GIVEN REQUEST: Return every record below exactly as written, but leave out the pictures.
Start of RECORDS
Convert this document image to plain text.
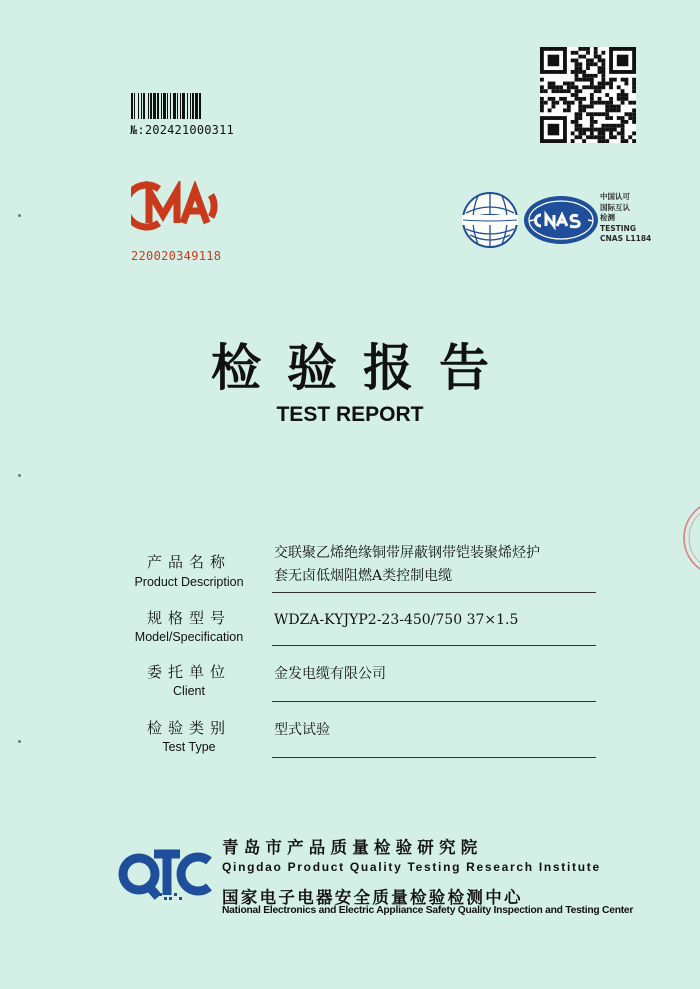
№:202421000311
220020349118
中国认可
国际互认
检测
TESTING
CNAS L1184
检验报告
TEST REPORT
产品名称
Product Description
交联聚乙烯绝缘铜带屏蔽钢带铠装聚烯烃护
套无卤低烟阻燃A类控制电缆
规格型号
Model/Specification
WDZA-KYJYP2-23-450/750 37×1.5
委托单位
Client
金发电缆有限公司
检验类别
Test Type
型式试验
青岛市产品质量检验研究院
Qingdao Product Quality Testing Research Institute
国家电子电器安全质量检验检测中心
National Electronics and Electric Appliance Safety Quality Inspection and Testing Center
End of RECORDS
WRITTEN REPLY:
Convert this document image to plain text.
№:202421000311
220020349118
中国认可
国际互认
检测
TESTING
CNAS L1184
检验报告
TEST REPORT
产品名称
Product Description
交联聚乙烯绝缘铜带屏蔽钢带铠装聚烯烃护
套无卤低烟阻燃A类控制电缆
规格型号
Model/Specification
WDZA-KYJYP2-23-450/750 37×1.5
委托单位
Client
金发电缆有限公司
检验类别
Test Type
型式试验
青岛市产品质量检验研究院
Qingdao Product Quality Testing Research Institute
国家电子电器安全质量检验检测中心
National Electronics and Electric Appliance Safety Quality Inspection and Testing Center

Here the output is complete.